GIVEN EXERCISE
Count each line below that has "Missouri" anywhere in it. Answer with the total alone.

PROVIDED ENTRIES
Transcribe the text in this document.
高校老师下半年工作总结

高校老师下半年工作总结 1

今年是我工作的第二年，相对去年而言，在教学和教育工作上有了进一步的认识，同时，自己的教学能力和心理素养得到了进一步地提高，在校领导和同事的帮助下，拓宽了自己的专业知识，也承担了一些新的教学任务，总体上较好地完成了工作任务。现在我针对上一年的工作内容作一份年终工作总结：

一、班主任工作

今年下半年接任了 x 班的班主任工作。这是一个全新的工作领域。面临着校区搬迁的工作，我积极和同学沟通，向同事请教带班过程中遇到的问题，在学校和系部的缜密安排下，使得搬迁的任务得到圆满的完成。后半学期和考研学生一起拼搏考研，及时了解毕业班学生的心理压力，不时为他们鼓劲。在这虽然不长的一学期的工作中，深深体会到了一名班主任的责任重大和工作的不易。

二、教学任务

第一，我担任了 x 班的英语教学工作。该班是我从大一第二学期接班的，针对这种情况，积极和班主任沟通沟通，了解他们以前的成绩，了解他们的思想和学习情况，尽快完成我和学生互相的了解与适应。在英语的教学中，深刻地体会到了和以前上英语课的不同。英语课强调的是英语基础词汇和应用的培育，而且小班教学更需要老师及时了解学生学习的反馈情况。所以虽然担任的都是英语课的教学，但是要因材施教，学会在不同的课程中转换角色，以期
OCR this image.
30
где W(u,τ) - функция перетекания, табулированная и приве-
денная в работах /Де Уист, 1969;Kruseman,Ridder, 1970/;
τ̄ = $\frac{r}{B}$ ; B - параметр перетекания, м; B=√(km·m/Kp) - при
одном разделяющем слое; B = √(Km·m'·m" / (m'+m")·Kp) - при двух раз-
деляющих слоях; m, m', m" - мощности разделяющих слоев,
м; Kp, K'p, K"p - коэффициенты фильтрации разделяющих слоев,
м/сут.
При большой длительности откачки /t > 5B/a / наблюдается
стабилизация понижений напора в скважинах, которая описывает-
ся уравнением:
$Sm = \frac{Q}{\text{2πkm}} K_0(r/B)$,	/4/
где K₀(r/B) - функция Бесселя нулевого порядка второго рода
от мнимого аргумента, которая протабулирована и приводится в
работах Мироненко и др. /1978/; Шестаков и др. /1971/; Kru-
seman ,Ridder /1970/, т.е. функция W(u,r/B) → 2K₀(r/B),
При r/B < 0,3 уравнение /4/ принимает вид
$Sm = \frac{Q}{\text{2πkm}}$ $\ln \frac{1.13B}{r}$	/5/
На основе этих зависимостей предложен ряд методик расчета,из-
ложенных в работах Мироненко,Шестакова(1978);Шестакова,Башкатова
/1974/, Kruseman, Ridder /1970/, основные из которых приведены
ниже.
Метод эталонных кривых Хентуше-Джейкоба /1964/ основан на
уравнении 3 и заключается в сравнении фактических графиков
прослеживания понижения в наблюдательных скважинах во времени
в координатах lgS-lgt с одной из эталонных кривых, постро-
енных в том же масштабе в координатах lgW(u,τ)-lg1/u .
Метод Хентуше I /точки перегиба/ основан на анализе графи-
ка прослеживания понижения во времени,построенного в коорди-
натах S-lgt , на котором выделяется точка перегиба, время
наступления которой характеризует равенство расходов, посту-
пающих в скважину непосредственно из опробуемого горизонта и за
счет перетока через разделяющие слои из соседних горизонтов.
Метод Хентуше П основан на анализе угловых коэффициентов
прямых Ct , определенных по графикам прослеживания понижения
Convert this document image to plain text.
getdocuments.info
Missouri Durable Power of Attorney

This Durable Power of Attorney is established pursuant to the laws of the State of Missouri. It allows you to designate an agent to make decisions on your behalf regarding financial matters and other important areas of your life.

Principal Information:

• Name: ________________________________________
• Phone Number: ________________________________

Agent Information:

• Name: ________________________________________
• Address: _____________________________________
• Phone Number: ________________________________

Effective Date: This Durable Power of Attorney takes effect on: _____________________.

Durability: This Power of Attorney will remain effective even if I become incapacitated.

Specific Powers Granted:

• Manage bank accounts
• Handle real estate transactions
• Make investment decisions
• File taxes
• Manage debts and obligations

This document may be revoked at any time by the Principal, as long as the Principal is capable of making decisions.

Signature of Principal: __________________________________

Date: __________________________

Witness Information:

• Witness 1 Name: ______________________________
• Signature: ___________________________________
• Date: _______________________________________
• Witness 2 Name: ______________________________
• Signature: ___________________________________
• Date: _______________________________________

EXERCISE RESULT
2